[Task to complete] Identify the lines bearing the string "xlabel" and gather them.

(Figure content listings)
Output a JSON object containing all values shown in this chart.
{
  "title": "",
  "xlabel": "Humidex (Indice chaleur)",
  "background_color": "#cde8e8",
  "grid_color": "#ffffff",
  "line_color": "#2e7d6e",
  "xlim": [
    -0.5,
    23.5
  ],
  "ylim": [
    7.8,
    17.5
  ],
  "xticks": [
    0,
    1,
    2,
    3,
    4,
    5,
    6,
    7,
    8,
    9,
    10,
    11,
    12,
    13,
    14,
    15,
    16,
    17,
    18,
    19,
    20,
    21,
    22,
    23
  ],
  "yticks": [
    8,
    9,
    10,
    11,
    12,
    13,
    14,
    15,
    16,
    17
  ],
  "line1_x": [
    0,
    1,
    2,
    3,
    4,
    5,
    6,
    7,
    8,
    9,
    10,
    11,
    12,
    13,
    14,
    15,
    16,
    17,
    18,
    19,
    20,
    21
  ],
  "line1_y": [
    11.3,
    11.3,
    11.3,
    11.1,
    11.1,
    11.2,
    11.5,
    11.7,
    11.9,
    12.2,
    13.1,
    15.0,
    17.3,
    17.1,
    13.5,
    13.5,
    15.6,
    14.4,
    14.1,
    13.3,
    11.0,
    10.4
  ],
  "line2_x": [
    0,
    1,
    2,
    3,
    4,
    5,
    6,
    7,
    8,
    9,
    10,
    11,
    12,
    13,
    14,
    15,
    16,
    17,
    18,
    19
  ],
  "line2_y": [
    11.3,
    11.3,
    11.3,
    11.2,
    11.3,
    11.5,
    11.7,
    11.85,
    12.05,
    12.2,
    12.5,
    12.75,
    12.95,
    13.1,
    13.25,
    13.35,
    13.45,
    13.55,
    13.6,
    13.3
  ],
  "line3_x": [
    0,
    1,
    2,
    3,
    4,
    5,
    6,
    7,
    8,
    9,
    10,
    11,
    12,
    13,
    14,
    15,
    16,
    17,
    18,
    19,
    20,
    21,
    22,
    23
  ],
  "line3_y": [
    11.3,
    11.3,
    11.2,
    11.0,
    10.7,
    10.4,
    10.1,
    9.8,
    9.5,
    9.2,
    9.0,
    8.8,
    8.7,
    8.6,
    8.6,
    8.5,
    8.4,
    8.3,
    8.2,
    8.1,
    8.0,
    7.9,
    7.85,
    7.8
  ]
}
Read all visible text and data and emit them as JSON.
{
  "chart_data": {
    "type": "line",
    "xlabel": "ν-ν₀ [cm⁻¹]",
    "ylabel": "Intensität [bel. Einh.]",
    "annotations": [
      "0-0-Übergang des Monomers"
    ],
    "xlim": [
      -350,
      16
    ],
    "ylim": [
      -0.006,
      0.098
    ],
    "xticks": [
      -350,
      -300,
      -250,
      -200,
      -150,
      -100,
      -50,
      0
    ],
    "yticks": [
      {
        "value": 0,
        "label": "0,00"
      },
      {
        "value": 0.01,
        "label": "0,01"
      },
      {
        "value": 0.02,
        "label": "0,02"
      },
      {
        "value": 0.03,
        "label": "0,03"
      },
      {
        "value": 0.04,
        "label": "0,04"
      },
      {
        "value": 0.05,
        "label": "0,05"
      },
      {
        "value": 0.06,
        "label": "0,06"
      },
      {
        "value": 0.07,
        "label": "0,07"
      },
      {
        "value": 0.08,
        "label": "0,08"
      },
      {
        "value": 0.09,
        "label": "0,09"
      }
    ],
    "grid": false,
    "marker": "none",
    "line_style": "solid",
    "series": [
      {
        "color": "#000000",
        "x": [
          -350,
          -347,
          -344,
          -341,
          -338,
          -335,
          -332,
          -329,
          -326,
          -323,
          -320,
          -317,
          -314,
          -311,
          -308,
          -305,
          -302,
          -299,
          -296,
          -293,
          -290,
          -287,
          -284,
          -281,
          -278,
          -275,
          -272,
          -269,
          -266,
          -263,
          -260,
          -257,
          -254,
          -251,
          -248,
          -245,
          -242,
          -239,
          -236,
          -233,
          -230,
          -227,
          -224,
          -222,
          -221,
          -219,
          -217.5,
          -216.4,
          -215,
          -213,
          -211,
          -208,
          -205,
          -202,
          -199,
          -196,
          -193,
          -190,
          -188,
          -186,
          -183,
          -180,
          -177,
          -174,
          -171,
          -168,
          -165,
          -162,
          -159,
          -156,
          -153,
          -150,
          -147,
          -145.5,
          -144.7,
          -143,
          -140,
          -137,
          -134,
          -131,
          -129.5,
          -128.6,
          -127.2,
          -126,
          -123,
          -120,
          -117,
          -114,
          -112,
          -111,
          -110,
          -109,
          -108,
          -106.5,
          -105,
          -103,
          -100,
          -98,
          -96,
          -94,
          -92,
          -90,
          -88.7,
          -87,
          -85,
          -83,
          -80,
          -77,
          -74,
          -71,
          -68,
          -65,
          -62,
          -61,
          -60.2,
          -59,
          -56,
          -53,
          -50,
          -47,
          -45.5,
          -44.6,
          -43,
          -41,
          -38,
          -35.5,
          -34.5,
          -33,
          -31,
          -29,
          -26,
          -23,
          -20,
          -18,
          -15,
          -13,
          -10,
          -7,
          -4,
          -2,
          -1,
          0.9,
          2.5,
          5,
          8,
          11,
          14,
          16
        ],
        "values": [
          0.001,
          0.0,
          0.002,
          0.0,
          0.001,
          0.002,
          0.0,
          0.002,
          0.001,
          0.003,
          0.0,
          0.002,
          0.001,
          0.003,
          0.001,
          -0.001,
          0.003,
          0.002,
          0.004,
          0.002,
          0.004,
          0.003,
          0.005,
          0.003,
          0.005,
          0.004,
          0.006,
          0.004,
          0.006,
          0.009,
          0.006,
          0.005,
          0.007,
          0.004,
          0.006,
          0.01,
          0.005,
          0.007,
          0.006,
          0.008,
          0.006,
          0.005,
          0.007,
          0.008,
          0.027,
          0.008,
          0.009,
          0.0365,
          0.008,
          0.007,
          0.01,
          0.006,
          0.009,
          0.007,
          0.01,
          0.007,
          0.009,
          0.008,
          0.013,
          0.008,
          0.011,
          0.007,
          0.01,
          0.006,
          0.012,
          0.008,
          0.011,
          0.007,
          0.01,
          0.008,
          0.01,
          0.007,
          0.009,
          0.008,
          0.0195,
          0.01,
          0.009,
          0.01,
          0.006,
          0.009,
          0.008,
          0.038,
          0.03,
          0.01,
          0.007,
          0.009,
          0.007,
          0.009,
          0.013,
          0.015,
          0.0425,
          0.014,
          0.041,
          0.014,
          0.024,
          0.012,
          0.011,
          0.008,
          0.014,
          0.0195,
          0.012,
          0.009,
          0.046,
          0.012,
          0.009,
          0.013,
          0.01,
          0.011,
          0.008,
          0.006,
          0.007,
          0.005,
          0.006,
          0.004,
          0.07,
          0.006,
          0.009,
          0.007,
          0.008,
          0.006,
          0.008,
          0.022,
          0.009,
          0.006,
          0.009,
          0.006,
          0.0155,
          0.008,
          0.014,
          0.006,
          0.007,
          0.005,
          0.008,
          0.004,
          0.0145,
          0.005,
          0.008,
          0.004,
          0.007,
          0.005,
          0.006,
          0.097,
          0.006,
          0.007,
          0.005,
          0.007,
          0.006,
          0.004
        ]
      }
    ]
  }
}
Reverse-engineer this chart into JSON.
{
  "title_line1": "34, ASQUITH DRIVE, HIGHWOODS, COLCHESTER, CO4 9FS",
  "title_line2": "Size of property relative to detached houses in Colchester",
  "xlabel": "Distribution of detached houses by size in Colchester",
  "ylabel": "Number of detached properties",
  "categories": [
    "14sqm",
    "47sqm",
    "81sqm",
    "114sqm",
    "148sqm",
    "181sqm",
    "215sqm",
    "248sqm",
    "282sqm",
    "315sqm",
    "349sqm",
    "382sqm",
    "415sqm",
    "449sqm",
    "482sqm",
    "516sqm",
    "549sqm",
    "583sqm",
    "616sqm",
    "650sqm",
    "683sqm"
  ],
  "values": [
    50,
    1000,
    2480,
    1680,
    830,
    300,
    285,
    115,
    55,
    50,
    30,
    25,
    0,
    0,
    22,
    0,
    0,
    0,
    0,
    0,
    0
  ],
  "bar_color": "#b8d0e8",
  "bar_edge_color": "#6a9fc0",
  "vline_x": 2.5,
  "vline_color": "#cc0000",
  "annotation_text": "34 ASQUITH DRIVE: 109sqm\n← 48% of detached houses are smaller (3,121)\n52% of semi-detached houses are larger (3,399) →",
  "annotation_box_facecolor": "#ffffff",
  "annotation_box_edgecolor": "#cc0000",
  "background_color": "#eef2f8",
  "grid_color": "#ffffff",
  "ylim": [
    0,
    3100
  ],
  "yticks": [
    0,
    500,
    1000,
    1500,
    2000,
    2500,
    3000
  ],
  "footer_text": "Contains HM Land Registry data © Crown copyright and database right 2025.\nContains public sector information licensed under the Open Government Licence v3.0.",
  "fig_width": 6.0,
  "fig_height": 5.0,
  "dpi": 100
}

[Task answer]
  "xlabel": "Humidex (Indice chaleur)",
    "xlabel": "ν-ν₀ [cm⁻¹]",
  "xlabel": "Distribution of detached houses by size in Colchester",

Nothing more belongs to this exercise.